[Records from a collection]
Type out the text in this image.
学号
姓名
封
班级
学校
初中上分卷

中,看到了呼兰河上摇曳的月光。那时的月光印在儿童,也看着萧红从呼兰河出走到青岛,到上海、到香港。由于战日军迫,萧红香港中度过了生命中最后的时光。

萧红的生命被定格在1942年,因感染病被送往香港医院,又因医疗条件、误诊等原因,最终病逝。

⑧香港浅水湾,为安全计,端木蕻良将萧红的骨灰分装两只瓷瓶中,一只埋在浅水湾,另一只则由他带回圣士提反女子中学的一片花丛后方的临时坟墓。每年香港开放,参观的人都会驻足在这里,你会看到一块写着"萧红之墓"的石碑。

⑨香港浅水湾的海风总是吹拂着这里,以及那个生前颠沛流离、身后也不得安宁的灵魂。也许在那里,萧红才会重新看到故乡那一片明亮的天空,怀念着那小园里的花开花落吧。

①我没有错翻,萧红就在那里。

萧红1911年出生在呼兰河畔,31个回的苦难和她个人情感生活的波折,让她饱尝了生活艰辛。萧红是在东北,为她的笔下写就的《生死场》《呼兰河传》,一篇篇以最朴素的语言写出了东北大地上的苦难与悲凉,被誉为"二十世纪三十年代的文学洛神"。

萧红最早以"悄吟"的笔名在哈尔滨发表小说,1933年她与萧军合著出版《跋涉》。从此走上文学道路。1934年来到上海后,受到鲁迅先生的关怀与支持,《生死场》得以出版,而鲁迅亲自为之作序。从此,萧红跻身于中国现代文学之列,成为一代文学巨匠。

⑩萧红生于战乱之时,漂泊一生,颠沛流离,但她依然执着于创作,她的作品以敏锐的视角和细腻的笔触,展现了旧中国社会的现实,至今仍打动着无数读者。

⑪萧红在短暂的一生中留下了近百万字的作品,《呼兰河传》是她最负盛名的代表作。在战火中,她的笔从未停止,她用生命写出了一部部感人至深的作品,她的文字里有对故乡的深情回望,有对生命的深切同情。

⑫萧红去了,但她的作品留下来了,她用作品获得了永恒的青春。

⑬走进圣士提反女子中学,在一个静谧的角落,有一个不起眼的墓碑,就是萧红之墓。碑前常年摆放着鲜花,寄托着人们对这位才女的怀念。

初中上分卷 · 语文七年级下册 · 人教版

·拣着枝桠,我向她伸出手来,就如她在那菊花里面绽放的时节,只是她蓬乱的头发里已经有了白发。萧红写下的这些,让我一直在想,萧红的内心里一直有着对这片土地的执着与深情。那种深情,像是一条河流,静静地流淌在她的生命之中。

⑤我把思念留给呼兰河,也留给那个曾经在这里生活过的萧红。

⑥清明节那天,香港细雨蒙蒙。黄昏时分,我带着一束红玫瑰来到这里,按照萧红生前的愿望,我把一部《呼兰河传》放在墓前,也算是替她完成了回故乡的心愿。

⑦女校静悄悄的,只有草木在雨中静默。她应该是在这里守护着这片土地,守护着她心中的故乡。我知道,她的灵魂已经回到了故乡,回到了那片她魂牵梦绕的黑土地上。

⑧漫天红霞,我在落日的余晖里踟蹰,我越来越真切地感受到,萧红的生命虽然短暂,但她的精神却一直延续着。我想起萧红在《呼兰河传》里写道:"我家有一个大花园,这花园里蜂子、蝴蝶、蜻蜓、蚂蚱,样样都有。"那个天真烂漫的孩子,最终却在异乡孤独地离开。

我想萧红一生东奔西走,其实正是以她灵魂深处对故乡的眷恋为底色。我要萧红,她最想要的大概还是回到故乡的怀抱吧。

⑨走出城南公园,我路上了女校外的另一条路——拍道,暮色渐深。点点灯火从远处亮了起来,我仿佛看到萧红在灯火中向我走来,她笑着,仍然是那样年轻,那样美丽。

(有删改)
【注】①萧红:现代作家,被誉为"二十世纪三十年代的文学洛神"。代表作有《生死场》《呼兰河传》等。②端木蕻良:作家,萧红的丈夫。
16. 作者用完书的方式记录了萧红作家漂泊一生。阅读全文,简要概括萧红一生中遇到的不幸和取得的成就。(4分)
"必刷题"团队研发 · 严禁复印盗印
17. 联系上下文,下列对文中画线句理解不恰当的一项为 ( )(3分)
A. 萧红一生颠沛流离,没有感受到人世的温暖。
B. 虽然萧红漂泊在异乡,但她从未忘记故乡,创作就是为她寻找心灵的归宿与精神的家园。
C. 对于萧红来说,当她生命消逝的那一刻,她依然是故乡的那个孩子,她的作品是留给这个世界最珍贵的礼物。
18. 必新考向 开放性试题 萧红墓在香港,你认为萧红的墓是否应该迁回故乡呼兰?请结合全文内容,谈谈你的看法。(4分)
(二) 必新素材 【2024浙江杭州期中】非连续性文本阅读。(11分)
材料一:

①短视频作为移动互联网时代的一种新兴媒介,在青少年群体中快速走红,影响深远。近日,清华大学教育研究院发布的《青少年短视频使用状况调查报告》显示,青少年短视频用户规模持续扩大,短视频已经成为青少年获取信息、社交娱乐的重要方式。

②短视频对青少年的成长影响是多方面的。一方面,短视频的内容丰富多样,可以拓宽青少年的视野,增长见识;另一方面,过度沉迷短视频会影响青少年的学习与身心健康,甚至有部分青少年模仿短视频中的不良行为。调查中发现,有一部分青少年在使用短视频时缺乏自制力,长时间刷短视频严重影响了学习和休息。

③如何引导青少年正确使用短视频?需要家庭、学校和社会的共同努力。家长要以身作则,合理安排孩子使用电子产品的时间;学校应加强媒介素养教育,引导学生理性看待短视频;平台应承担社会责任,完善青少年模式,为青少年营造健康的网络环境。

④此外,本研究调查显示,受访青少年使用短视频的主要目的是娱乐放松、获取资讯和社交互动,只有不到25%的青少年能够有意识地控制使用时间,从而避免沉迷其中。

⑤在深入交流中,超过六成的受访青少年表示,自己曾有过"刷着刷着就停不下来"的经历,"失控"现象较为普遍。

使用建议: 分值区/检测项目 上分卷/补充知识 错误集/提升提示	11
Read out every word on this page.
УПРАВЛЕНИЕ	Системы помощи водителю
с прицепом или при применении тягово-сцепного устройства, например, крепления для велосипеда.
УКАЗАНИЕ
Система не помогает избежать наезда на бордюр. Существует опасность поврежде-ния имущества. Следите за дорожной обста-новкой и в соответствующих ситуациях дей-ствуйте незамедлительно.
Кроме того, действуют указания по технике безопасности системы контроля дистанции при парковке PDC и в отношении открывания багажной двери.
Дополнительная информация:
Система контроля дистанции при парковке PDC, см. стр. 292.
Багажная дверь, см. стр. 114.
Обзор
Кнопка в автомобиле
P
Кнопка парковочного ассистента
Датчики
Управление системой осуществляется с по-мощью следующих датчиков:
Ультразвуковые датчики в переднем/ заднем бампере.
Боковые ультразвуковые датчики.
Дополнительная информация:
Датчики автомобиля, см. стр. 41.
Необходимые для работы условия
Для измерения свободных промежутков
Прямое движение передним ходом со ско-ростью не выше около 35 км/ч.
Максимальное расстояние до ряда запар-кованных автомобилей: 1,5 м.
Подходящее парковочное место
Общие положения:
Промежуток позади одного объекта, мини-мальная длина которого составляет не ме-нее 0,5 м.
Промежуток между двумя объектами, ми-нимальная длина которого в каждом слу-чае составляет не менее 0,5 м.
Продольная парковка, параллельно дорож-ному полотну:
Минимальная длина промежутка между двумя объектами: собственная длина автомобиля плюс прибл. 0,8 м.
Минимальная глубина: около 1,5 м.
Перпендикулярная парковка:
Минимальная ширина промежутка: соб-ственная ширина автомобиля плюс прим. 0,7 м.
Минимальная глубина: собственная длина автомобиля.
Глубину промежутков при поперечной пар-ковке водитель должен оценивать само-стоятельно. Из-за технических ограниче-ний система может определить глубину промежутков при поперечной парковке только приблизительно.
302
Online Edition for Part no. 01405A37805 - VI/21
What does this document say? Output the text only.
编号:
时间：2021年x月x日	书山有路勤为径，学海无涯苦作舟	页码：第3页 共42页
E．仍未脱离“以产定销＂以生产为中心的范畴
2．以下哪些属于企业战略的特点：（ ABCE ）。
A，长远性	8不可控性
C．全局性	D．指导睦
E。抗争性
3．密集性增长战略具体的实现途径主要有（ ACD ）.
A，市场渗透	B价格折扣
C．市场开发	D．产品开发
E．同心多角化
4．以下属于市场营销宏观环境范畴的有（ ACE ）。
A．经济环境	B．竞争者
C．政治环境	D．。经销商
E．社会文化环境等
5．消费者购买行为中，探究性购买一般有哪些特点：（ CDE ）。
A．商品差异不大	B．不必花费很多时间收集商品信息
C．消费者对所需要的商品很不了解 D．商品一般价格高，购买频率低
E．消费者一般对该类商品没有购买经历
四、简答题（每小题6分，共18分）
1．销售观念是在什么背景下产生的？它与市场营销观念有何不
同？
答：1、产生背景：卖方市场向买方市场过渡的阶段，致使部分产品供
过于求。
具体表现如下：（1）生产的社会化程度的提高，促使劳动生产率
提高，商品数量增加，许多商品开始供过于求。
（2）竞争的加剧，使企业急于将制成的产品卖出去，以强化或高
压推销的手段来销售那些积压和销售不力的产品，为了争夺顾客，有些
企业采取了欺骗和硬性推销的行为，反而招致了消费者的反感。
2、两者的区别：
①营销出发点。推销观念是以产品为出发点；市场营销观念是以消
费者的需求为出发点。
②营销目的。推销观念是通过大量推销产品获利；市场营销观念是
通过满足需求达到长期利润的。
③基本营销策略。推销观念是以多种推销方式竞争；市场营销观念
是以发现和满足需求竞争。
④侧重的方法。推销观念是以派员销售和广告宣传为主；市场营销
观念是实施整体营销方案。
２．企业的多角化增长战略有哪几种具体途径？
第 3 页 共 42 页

SHORT PROBLEM: Scan the material above for the string "промежутка" and return the lines that hold it.

SOLUTION TO THE EXERCISE:
Минимальная длина промежутка между двумя объектами: собственная длина автомобиля плюс прибл. 0,8 м.
Минимальная ширина промежутка: соб-ственная ширина автомобиля плюс прим. 0,7 м.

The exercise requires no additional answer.